● THE TASK:
Your task is to output all the records below, word for word.
--*--
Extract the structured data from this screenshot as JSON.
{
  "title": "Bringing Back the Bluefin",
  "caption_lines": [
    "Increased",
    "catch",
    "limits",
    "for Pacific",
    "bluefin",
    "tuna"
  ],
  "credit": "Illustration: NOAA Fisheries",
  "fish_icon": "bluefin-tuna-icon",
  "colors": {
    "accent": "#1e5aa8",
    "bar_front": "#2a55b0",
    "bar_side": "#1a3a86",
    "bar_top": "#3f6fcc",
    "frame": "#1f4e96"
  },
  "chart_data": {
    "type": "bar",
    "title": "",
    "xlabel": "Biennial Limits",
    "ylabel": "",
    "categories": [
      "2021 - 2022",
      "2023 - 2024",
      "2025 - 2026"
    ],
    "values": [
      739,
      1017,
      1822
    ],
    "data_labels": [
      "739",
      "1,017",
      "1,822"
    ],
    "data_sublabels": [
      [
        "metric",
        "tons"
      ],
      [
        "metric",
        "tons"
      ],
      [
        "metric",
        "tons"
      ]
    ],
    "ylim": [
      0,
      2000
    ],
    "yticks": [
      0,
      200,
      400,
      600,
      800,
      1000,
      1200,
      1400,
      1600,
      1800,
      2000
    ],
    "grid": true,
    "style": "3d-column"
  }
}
--*--
● EXERCISE ANSWER:
Extract the structured data from this screenshot as JSON.
{
  "title": "Bringing Back the Bluefin",
  "caption_lines": [
    "Increased",
    "catch",
    "limits",
    "for Pacific",
    "bluefin",
    "tuna"
  ],
  "credit": "Illustration: NOAA Fisheries",
  "fish_icon": "bluefin-tuna-icon",
  "colors": {
    "accent": "#1e5aa8",
    "bar_front": "#2a55b0",
    "bar_side": "#1a3a86",
    "bar_top": "#3f6fcc",
    "frame": "#1f4e96"
  },
  "chart_data": {
    "type": "bar",
    "title": "",
    "xlabel": "Biennial Limits",
    "ylabel": "",
    "categories": [
      "2021 - 2022",
      "2023 - 2024",
      "2025 - 2026"
    ],
    "values": [
      739,
      1017,
      1822
    ],
    "data_labels": [
      "739",
      "1,017",
      "1,822"
    ],
    "data_sublabels": [
      [
        "metric",
        "tons"
      ],
      [
        "metric",
        "tons"
      ],
      [
        "metric",
        "tons"
      ]
    ],
    "ylim": [
      0,
      2000
    ],
    "yticks": [
      0,
      200,
      400,
      600,
      800,
      1000,
      1200,
      1400,
      1600,
      1800,
      2000
    ],
    "grid": true,
    "style": "3d-column"
  }
}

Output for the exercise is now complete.